Data entries ::
──────────

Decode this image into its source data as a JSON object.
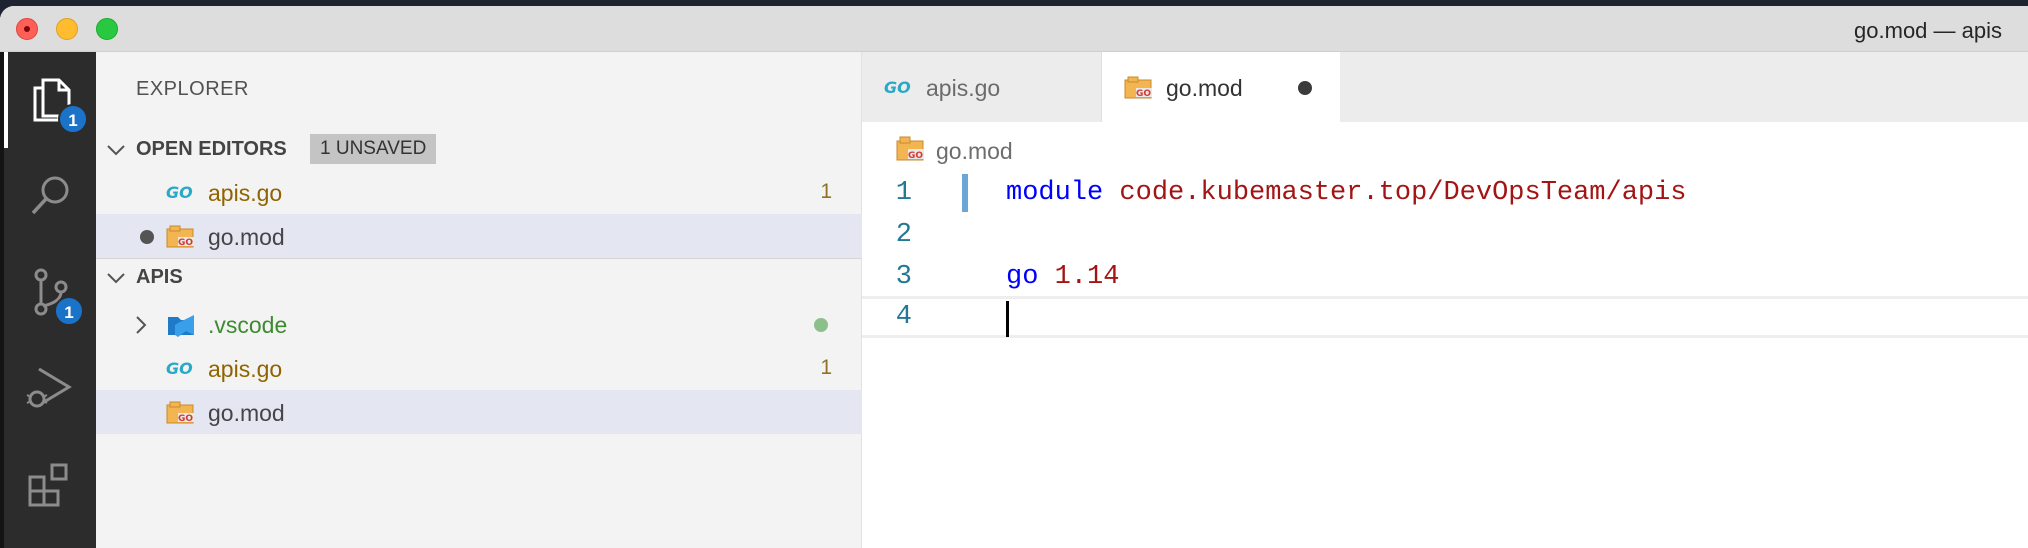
{
  "window": {
    "title": "go.mod — apis"
  },
  "activity_bar": {
    "items": [
      {
        "icon": "files-icon",
        "badge": "1"
      },
      {
        "icon": "search-icon"
      },
      {
        "icon": "source-control-icon",
        "badge": "1"
      },
      {
        "icon": "run-debug-icon"
      },
      {
        "icon": "extensions-icon"
      }
    ]
  },
  "sidebar": {
    "title": "EXPLORER",
    "open_editors": {
      "label": "OPEN EDITORS",
      "badge": "1 UNSAVED",
      "items": [
        {
          "name": "apis.go",
          "problems": "1",
          "icon": "go-file-icon"
        },
        {
          "name": "go.mod",
          "icon": "go-mod-file-icon",
          "dirty": true
        }
      ]
    },
    "folder": {
      "label": "APIS",
      "items": [
        {
          "name": ".vscode",
          "icon": "vscode-folder-icon",
          "type": "folder"
        },
        {
          "name": "apis.go",
          "problems": "1",
          "icon": "go-file-icon"
        },
        {
          "name": "go.mod",
          "icon": "go-mod-file-icon"
        }
      ]
    }
  },
  "editor": {
    "tabs": [
      {
        "name": "apis.go",
        "icon": "go-file-icon",
        "active": false
      },
      {
        "name": "go.mod",
        "icon": "go-mod-file-icon",
        "active": true,
        "dirty": true
      }
    ],
    "breadcrumb": "go.mod",
    "lines": [
      {
        "number": "1",
        "keyword": "module",
        "rest": "code.kubemaster.top/DevOpsTeam/apis"
      },
      {
        "number": "2",
        "keyword": "",
        "rest": ""
      },
      {
        "number": "3",
        "keyword": "go",
        "rest": "1.14"
      },
      {
        "number": "4",
        "keyword": "",
        "rest": ""
      }
    ]
  },
  "colors": {
    "keyword": "#0000ff",
    "string": "#a31515",
    "line_number": "#237893",
    "badge": "#1a73c9"
  }
}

──────────

Select every line in the records above that contains the word "rest".

REPLY ::
        "rest": "code.kubemaster.top/DevOpsTeam/apis"
        "rest": ""
        "rest": "1.14"
        "rest": ""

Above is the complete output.